What the task asks = Below is the data. Give it again, complete and exact.

────

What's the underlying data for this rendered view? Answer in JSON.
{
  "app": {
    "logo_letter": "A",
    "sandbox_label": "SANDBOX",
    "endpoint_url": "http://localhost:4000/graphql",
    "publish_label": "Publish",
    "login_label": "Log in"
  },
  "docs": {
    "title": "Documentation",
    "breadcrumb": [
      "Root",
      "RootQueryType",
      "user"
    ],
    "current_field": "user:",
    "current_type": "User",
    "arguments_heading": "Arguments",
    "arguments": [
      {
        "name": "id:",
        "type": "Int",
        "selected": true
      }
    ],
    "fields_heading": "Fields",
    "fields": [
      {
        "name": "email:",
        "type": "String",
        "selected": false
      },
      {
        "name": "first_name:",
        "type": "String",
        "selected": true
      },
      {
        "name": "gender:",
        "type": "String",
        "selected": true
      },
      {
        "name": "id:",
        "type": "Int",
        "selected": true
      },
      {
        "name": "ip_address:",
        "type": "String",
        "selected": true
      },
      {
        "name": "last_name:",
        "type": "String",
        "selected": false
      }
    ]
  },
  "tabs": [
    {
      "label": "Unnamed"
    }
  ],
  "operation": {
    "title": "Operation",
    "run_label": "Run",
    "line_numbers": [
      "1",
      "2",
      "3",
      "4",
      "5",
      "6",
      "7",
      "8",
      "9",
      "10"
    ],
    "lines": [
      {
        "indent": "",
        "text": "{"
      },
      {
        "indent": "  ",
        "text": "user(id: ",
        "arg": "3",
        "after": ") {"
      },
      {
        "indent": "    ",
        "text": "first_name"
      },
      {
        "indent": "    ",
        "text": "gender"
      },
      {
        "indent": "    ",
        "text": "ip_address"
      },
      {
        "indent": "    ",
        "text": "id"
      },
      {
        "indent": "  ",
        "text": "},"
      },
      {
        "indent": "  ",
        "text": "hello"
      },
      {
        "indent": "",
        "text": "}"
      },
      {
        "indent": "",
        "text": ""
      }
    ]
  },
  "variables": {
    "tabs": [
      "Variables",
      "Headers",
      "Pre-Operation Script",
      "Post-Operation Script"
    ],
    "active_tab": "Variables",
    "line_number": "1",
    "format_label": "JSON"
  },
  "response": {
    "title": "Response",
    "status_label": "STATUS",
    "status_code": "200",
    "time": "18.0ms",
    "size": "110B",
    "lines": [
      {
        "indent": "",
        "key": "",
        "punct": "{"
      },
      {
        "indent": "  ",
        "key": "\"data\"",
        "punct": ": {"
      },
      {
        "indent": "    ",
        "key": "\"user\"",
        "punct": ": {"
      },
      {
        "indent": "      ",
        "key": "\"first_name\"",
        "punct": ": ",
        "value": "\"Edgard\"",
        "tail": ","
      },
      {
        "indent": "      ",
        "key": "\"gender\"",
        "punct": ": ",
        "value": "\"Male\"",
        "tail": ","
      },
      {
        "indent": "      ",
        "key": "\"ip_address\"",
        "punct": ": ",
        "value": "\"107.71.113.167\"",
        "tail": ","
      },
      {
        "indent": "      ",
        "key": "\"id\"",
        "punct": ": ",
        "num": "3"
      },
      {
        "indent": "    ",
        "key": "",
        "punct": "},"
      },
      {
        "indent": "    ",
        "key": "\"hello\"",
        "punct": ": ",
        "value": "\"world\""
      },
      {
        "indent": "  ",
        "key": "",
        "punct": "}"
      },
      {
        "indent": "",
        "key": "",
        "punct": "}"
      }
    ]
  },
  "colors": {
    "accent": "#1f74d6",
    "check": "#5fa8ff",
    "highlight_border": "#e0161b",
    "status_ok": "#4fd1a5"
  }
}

────

Finished exercise =
What's the underlying data for this rendered view? Answer in JSON.
{
  "app": {
    "logo_letter": "A",
    "sandbox_label": "SANDBOX",
    "endpoint_url": "http://localhost:4000/graphql",
    "publish_label": "Publish",
    "login_label": "Log in"
  },
  "docs": {
    "title": "Documentation",
    "breadcrumb": [
      "Root",
      "RootQueryType",
      "user"
    ],
    "current_field": "user:",
    "current_type": "User",
    "arguments_heading": "Arguments",
    "arguments": [
      {
        "name": "id:",
        "type": "Int",
        "selected": true
      }
    ],
    "fields_heading": "Fields",
    "fields": [
      {
        "name": "email:",
        "type": "String",
        "selected": false
      },
      {
        "name": "first_name:",
        "type": "String",
        "selected": true
      },
      {
        "name": "gender:",
        "type": "String",
        "selected": true
      },
      {
        "name": "id:",
        "type": "Int",
        "selected": true
      },
      {
        "name": "ip_address:",
        "type": "String",
        "selected": true
      },
      {
        "name": "last_name:",
        "type": "String",
        "selected": false
      }
    ]
  },
  "tabs": [
    {
      "label": "Unnamed"
    }
  ],
  "operation": {
    "title": "Operation",
    "run_label": "Run",
    "line_numbers": [
      "1",
      "2",
      "3",
      "4",
      "5",
      "6",
      "7",
      "8",
      "9",
      "10"
    ],
    "lines": [
      {
        "indent": "",
        "text": "{"
      },
      {
        "indent": "  ",
        "text": "user(id: ",
        "arg": "3",
        "after": ") {"
      },
      {
        "indent": "    ",
        "text": "first_name"
      },
      {
        "indent": "    ",
        "text": "gender"
      },
      {
        "indent": "    ",
        "text": "ip_address"
      },
      {
        "indent": "    ",
        "text": "id"
      },
      {
        "indent": "  ",
        "text": "},"
      },
      {
        "indent": "  ",
        "text": "hello"
      },
      {
        "indent": "",
        "text": "}"
      },
      {
        "indent": "",
        "text": ""
      }
    ]
  },
  "variables": {
    "tabs": [
      "Variables",
      "Headers",
      "Pre-Operation Script",
      "Post-Operation Script"
    ],
    "active_tab": "Variables",
    "line_number": "1",
    "format_label": "JSON"
  },
  "response": {
    "title": "Response",
    "status_label": "STATUS",
    "status_code": "200",
    "time": "18.0ms",
    "size": "110B",
    "lines": [
      {
        "indent": "",
        "key": "",
        "punct": "{"
      },
      {
        "indent": "  ",
        "key": "\"data\"",
        "punct": ": {"
      },
      {
        "indent": "    ",
        "key": "\"user\"",
        "punct": ": {"
      },
      {
        "indent": "      ",
        "key": "\"first_name\"",
        "punct": ": ",
        "value": "\"Edgard\"",
        "tail": ","
      },
      {
        "indent": "      ",
        "key": "\"gender\"",
        "punct": ": ",
        "value": "\"Male\"",
        "tail": ","
      },
      {
        "indent": "      ",
        "key": "\"ip_address\"",
        "punct": ": ",
        "value": "\"107.71.113.167\"",
        "tail": ","
      },
      {
        "indent": "      ",
        "key": "\"id\"",
        "punct": ": ",
        "num": "3"
      },
      {
        "indent": "    ",
        "key": "",
        "punct": "},"
      },
      {
        "indent": "    ",
        "key": "\"hello\"",
        "punct": ": ",
        "value": "\"world\""
      },
      {
        "indent": "  ",
        "key": "",
        "punct": "}"
      },
      {
        "indent": "",
        "key": "",
        "punct": "}"
      }
    ]
  },
  "colors": {
    "accent": "#1f74d6",
    "check": "#5fa8ff",
    "highlight_border": "#e0161b",
    "status_ok": "#4fd1a5"
  }
}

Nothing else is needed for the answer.